What the task asks
Exactly repeat the material, dropping only the pictures.
Begin Data for the task
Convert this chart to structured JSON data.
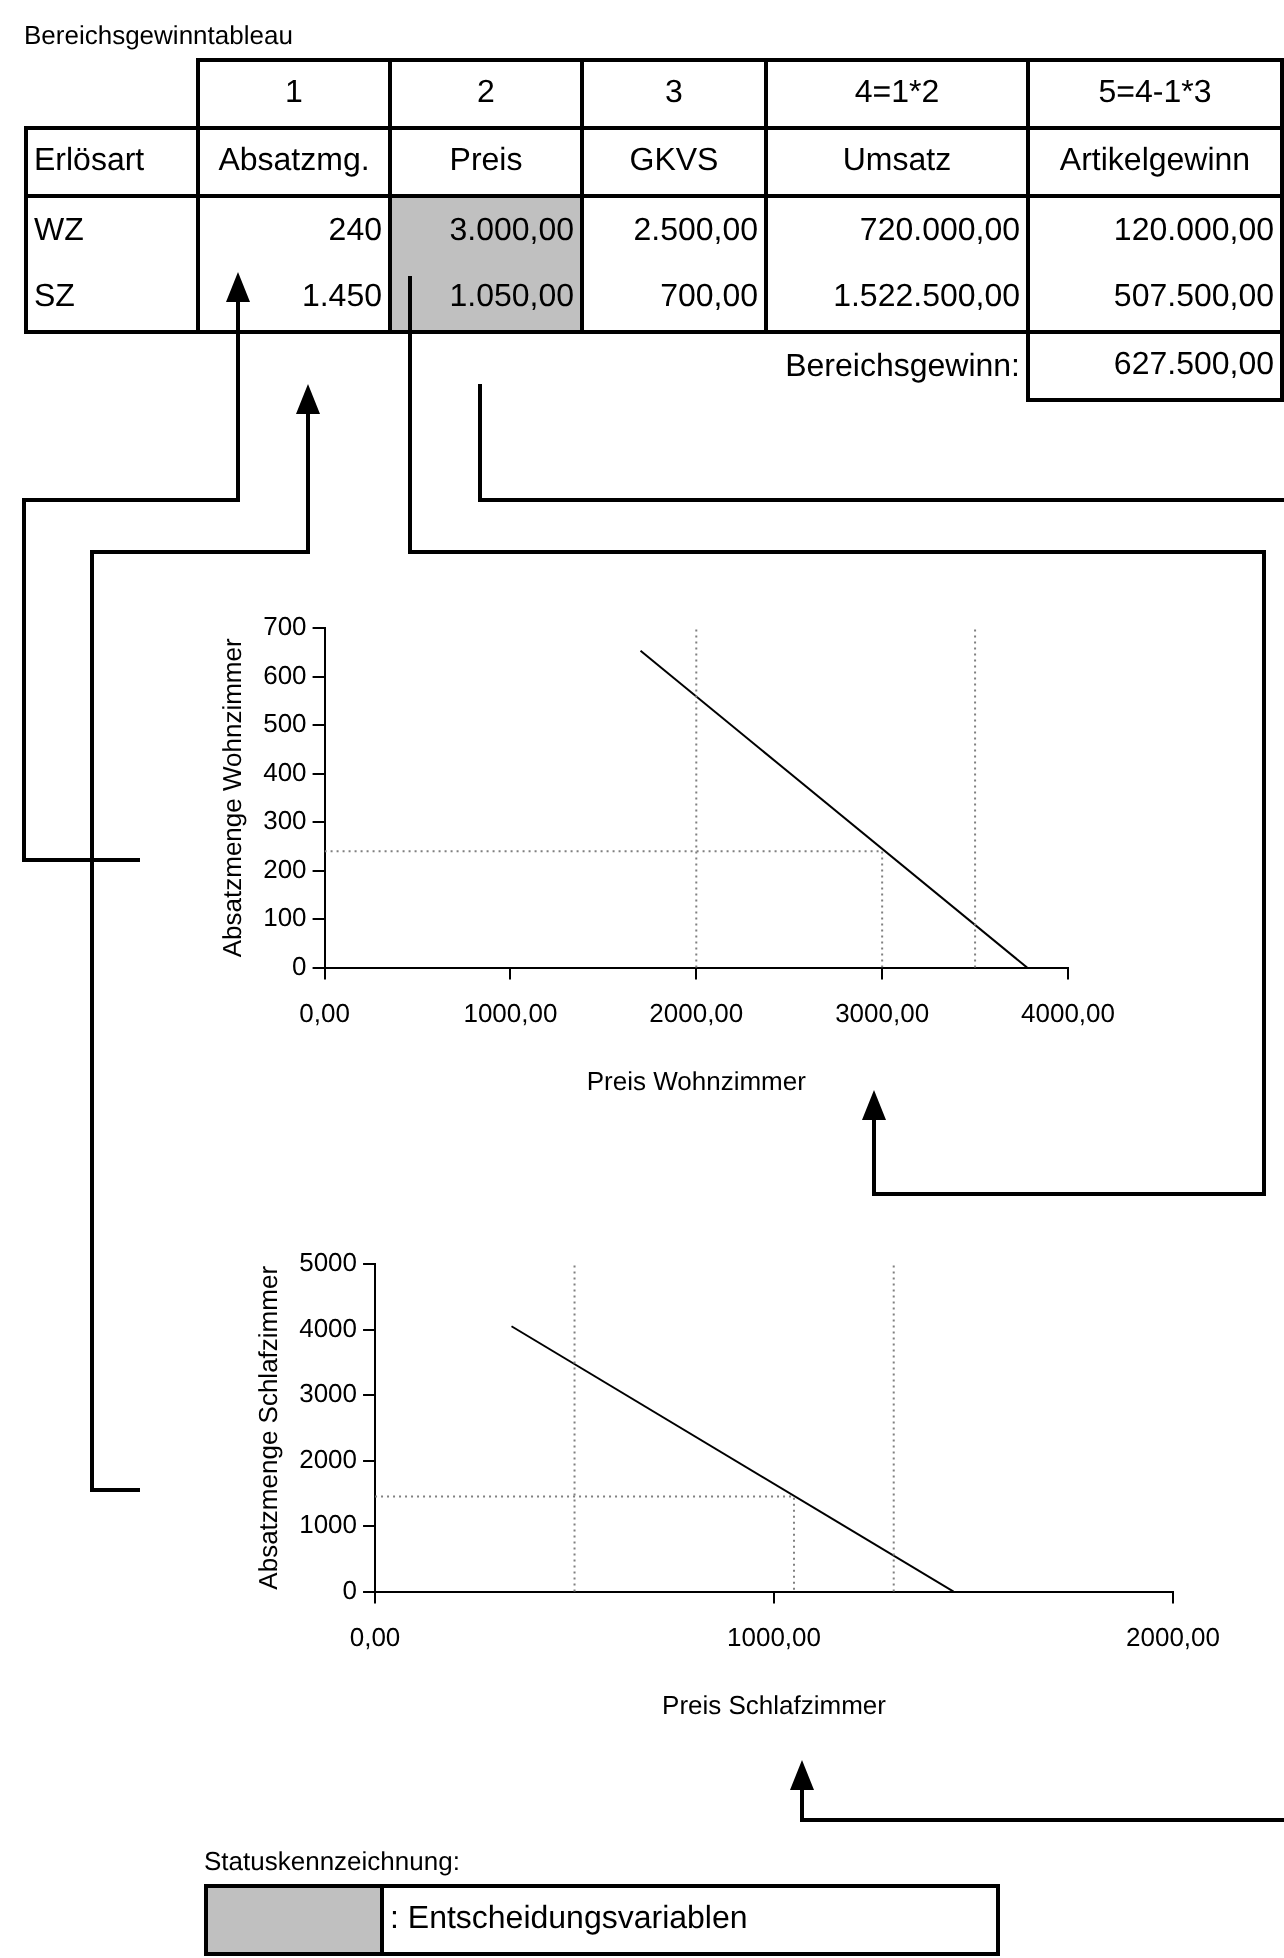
{
  "chart_data": [
    {
      "type": "other",
      "title": "Bereichsgewinntableau",
      "categories": [
        null,
        "1",
        "2",
        "3",
        "4=1*2",
        "5=4-1*3"
      ],
      "cell_labels": [
        [
          "Erlösart",
          "Absatzmg.",
          "Preis",
          "GKVS",
          "Umsatz",
          "Artikelgewinn"
        ],
        [
          "WZ",
          "240",
          "3.000,00",
          "2.500,00",
          "720.000,00",
          "120.000,00"
        ],
        [
          "SZ",
          "1.450",
          "1.050,00",
          "700,00",
          "1.522.500,00",
          "507.500,00"
        ]
      ],
      "colors": [
        null,
        null,
        "#c0c0c0",
        null,
        null,
        null
      ],
      "annotations": [
        "Bereichsgewinn:",
        "627.500,00"
      ]
    },
    {
      "type": "line",
      "xlabel": "Preis Wohnzimmer",
      "ylabel": "Absatzmenge Wohnzimmer",
      "xlim": [
        0,
        4000
      ],
      "xticks": [
        {
          "value": 0,
          "label": "0,00"
        },
        {
          "value": 1000,
          "label": "1000,00"
        },
        {
          "value": 2000,
          "label": "2000,00"
        },
        {
          "value": 3000,
          "label": "3000,00"
        },
        {
          "value": 4000,
          "label": "4000,00"
        }
      ],
      "ylim": [
        0,
        700
      ],
      "yticks": [
        0,
        100,
        200,
        300,
        400,
        500,
        600,
        700
      ],
      "grid": false,
      "legend": false,
      "marker": "none",
      "series": [
        {
          "color": "#000000",
          "x": [
            1700,
            3780
          ],
          "values": [
            653,
            0
          ]
        },
        {
          "color": "#808080",
          "line_style": "dotted",
          "x": [
            0,
            3000,
            3000
          ],
          "values": [
            240,
            240,
            0
          ]
        }
      ],
      "ref_lines": [
        {
          "axis": "x",
          "value": 2000,
          "color": "#808080",
          "line_style": "dotted"
        },
        {
          "axis": "x",
          "value": 3500,
          "color": "#808080",
          "line_style": "dotted"
        }
      ]
    },
    {
      "type": "line",
      "xlabel": "Preis Schlafzimmer",
      "ylabel": "Absatzmenge Schlafzimmer",
      "xlim": [
        0,
        2000
      ],
      "xticks": [
        {
          "value": 0,
          "label": "0,00"
        },
        {
          "value": 1000,
          "label": "1000,00"
        },
        {
          "value": 2000,
          "label": "2000,00"
        }
      ],
      "ylim": [
        0,
        5000
      ],
      "yticks": [
        0,
        1000,
        2000,
        3000,
        4000,
        5000
      ],
      "grid": false,
      "legend": false,
      "marker": "none",
      "series": [
        {
          "color": "#000000",
          "x": [
            342,
            1450
          ],
          "values": [
            4050,
            0
          ]
        },
        {
          "color": "#808080",
          "line_style": "dotted",
          "x": [
            0,
            1050,
            1050
          ],
          "values": [
            1450,
            1450,
            0
          ]
        }
      ],
      "ref_lines": [
        {
          "axis": "x",
          "value": 500,
          "color": "#808080",
          "line_style": "dotted"
        },
        {
          "axis": "x",
          "value": 1300,
          "color": "#808080",
          "line_style": "dotted"
        }
      ]
    },
    {
      "type": "other",
      "title": "Statuskennzeichnung:",
      "categories": [
        ": Entscheidungsvariablen"
      ],
      "colors": [
        "#c0c0c0"
      ]
    }
  ]
}
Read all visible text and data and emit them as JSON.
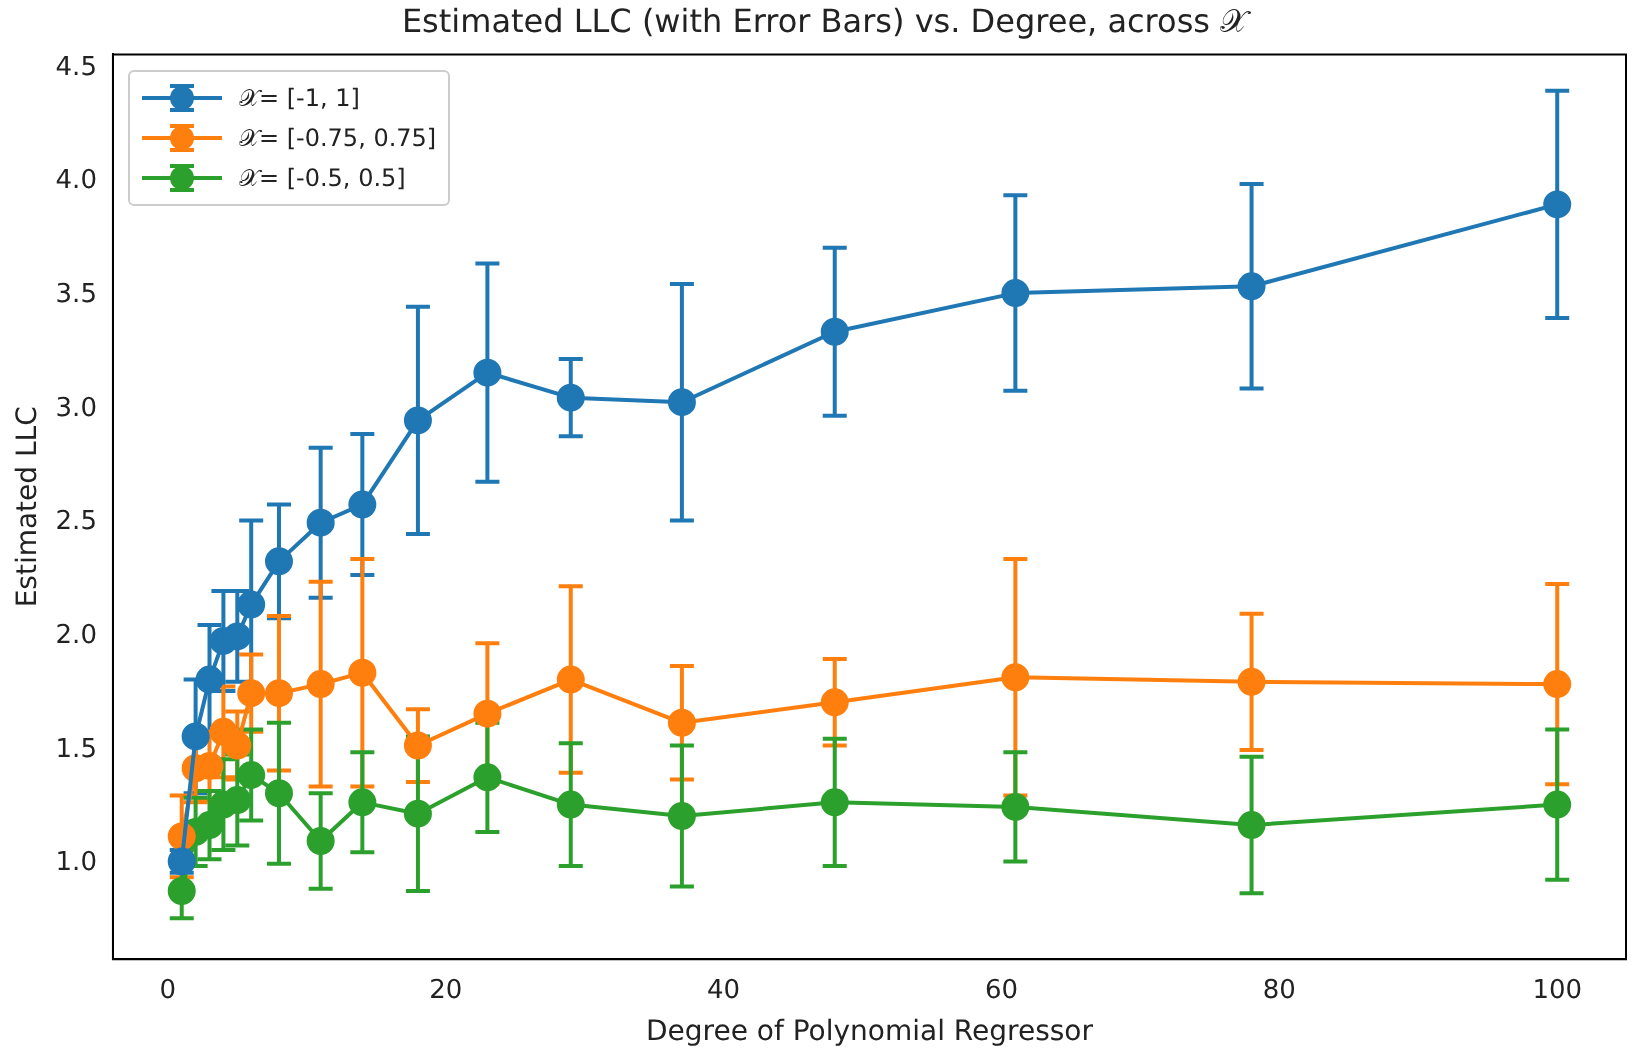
{
  "chart_data": {
    "type": "line",
    "title": "Estimated LLC (with Error Bars) vs. Degree, across 𝒳",
    "xlabel": "Degree of Polynomial Regressor",
    "ylabel": "Estimated LLC",
    "x": [
      1,
      2,
      3,
      4,
      5,
      6,
      8,
      11,
      14,
      18,
      23,
      29,
      37,
      48,
      61,
      78,
      100
    ],
    "series": [
      {
        "name": "𝒳= [-1, 1]",
        "color": "#1f77b4",
        "values": [
          1.01,
          1.56,
          1.81,
          1.98,
          2.0,
          2.14,
          2.33,
          2.5,
          2.58,
          2.95,
          3.16,
          3.05,
          3.03,
          3.34,
          3.51,
          3.54,
          3.9
        ],
        "errors": [
          0.05,
          0.25,
          0.24,
          0.22,
          0.2,
          0.37,
          0.25,
          0.33,
          0.31,
          0.5,
          0.48,
          0.17,
          0.52,
          0.37,
          0.43,
          0.45,
          0.5
        ]
      },
      {
        "name": "𝒳= [-0.75, 0.75]",
        "color": "#ff7f0e",
        "values": [
          1.12,
          1.42,
          1.43,
          1.58,
          1.52,
          1.75,
          1.75,
          1.79,
          1.84,
          1.52,
          1.66,
          1.81,
          1.62,
          1.71,
          1.82,
          1.8,
          1.79
        ],
        "errors": [
          0.18,
          0.15,
          0.15,
          0.2,
          0.15,
          0.17,
          0.34,
          0.45,
          0.5,
          0.16,
          0.31,
          0.41,
          0.25,
          0.19,
          0.52,
          0.3,
          0.44
        ]
      },
      {
        "name": "𝒳= [-0.5, 0.5]",
        "color": "#2ca02c",
        "values": [
          0.88,
          1.14,
          1.17,
          1.26,
          1.28,
          1.39,
          1.31,
          1.1,
          1.27,
          1.22,
          1.38,
          1.26,
          1.21,
          1.27,
          1.25,
          1.17,
          1.26
        ],
        "errors": [
          0.12,
          0.15,
          0.15,
          0.2,
          0.2,
          0.2,
          0.31,
          0.21,
          0.22,
          0.34,
          0.24,
          0.27,
          0.31,
          0.28,
          0.24,
          0.3,
          0.33
        ]
      }
    ],
    "xlim": [
      -3.95,
      104.95
    ],
    "xticks": [
      0,
      20,
      40,
      60,
      80,
      100
    ],
    "ylim": [
      0.58,
      4.56
    ],
    "yticks": [
      {
        "value": 1,
        "label": "1.0"
      },
      {
        "value": 1.5,
        "label": "1.5"
      },
      {
        "value": 2,
        "label": "2.0"
      },
      {
        "value": 2.5,
        "label": "2.5"
      },
      {
        "value": 3,
        "label": "3.0"
      },
      {
        "value": 3.5,
        "label": "3.5"
      },
      {
        "value": 4,
        "label": "4.0"
      },
      {
        "value": 4.5,
        "label": "4.5"
      }
    ],
    "legend": "top left",
    "marker": "circle",
    "line_style": "solid",
    "grid": false
  }
}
End Data for the task
Complete answer
Convert this chart to structured JSON data.
{
  "chart_data": [
    {
      "type": "other",
      "title": "Bereichsgewinntableau",
      "categories": [
        null,
        "1",
        "2",
        "3",
        "4=1*2",
        "5=4-1*3"
      ],
      "cell_labels": [
        [
          "Erlösart",
          "Absatzmg.",
          "Preis",
          "GKVS",
          "Umsatz",
          "Artikelgewinn"
        ],
        [
          "WZ",
          "240",
          "3.000,00",
          "2.500,00",
          "720.000,00",
          "120.000,00"
        ],
        [
          "SZ",
          "1.450",
          "1.050,00",
          "700,00",
          "1.522.500,00",
          "507.500,00"
        ]
      ],
      "colors": [
        null,
        null,
        "#c0c0c0",
        null,
        null,
        null
      ],
      "annotations": [
        "Bereichsgewinn:",
        "627.500,00"
      ]
    },
    {
      "type": "line",
      "xlabel": "Preis Wohnzimmer",
      "ylabel": "Absatzmenge Wohnzimmer",
      "xlim": [
        0,
        4000
      ],
      "xticks": [
        {
          "value": 0,
          "label": "0,00"
        },
        {
          "value": 1000,
          "label": "1000,00"
        },
        {
          "value": 2000,
          "label": "2000,00"
        },
        {
          "value": 3000,
          "label": "3000,00"
        },
        {
          "value": 4000,
          "label": "4000,00"
        }
      ],
      "ylim": [
        0,
        700
      ],
      "yticks": [
        0,
        100,
        200,
        300,
        400,
        500,
        600,
        700
      ],
      "grid": false,
      "legend": false,
      "marker": "none",
      "series": [
        {
          "color": "#000000",
          "x": [
            1700,
            3780
          ],
          "values": [
            653,
            0
          ]
        },
        {
          "color": "#808080",
          "line_style": "dotted",
          "x": [
            0,
            3000,
            3000
          ],
          "values": [
            240,
            240,
            0
          ]
        }
      ],
      "ref_lines": [
        {
          "axis": "x",
          "value": 2000,
          "color": "#808080",
          "line_style": "dotted"
        },
        {
          "axis": "x",
          "value": 3500,
          "color": "#808080",
          "line_style": "dotted"
        }
      ]
    },
    {
      "type": "line",
      "xlabel": "Preis Schlafzimmer",
      "ylabel": "Absatzmenge Schlafzimmer",
      "xlim": [
        0,
        2000
      ],
      "xticks": [
        {
          "value": 0,
          "label": "0,00"
        },
        {
          "value": 1000,
          "label": "1000,00"
        },
        {
          "value": 2000,
          "label": "2000,00"
        }
      ],
      "ylim": [
        0,
        5000
      ],
      "yticks": [
        0,
        1000,
        2000,
        3000,
        4000,
        5000
      ],
      "grid": false,
      "legend": false,
      "marker": "none",
      "series": [
        {
          "color": "#000000",
          "x": [
            342,
            1450
          ],
          "values": [
            4050,
            0
          ]
        },
        {
          "color": "#808080",
          "line_style": "dotted",
          "x": [
            0,
            1050,
            1050
          ],
          "values": [
            1450,
            1450,
            0
          ]
        }
      ],
      "ref_lines": [
        {
          "axis": "x",
          "value": 500,
          "color": "#808080",
          "line_style": "dotted"
        },
        {
          "axis": "x",
          "value": 1300,
          "color": "#808080",
          "line_style": "dotted"
        }
      ]
    },
    {
      "type": "other",
      "title": "Statuskennzeichnung:",
      "categories": [
        ": Entscheidungsvariablen"
      ],
      "colors": [
        "#c0c0c0"
      ]
    }
  ]
}
Read all visible text and data and emit them as JSON.
{
  "chart_data": {
    "type": "line",
    "title": "Estimated LLC (with Error Bars) vs. Degree, across 𝒳",
    "xlabel": "Degree of Polynomial Regressor",
    "ylabel": "Estimated LLC",
    "x": [
      1,
      2,
      3,
      4,
      5,
      6,
      8,
      11,
      14,
      18,
      23,
      29,
      37,
      48,
      61,
      78,
      100
    ],
    "series": [
      {
        "name": "𝒳= [-1, 1]",
        "color": "#1f77b4",
        "values": [
          1.01,
          1.56,
          1.81,
          1.98,
          2.0,
          2.14,
          2.33,
          2.5,
          2.58,
          2.95,
          3.16,
          3.05,
          3.03,
          3.34,
          3.51,
          3.54,
          3.9
        ],
        "errors": [
          0.05,
          0.25,
          0.24,
          0.22,
          0.2,
          0.37,
          0.25,
          0.33,
          0.31,
          0.5,
          0.48,
          0.17,
          0.52,
          0.37,
          0.43,
          0.45,
          0.5
        ]
      },
      {
        "name": "𝒳= [-0.75, 0.75]",
        "color": "#ff7f0e",
        "values": [
          1.12,
          1.42,
          1.43,
          1.58,
          1.52,
          1.75,
          1.75,
          1.79,
          1.84,
          1.52,
          1.66,
          1.81,
          1.62,
          1.71,
          1.82,
          1.8,
          1.79
        ],
        "errors": [
          0.18,
          0.15,
          0.15,
          0.2,
          0.15,
          0.17,
          0.34,
          0.45,
          0.5,
          0.16,
          0.31,
          0.41,
          0.25,
          0.19,
          0.52,
          0.3,
          0.44
        ]
      },
      {
        "name": "𝒳= [-0.5, 0.5]",
        "color": "#2ca02c",
        "values": [
          0.88,
          1.14,
          1.17,
          1.26,
          1.28,
          1.39,
          1.31,
          1.1,
          1.27,
          1.22,
          1.38,
          1.26,
          1.21,
          1.27,
          1.25,
          1.17,
          1.26
        ],
        "errors": [
          0.12,
          0.15,
          0.15,
          0.2,
          0.2,
          0.2,
          0.31,
          0.21,
          0.22,
          0.34,
          0.24,
          0.27,
          0.31,
          0.28,
          0.24,
          0.3,
          0.33
        ]
      }
    ],
    "xlim": [
      -3.95,
      104.95
    ],
    "xticks": [
      0,
      20,
      40,
      60,
      80,
      100
    ],
    "ylim": [
      0.58,
      4.56
    ],
    "yticks": [
      {
        "value": 1,
        "label": "1.0"
      },
      {
        "value": 1.5,
        "label": "1.5"
      },
      {
        "value": 2,
        "label": "2.0"
      },
      {
        "value": 2.5,
        "label": "2.5"
      },
      {
        "value": 3,
        "label": "3.0"
      },
      {
        "value": 3.5,
        "label": "3.5"
      },
      {
        "value": 4,
        "label": "4.0"
      },
      {
        "value": 4.5,
        "label": "4.5"
      }
    ],
    "legend": "top left",
    "marker": "circle",
    "line_style": "solid",
    "grid": false
  }
}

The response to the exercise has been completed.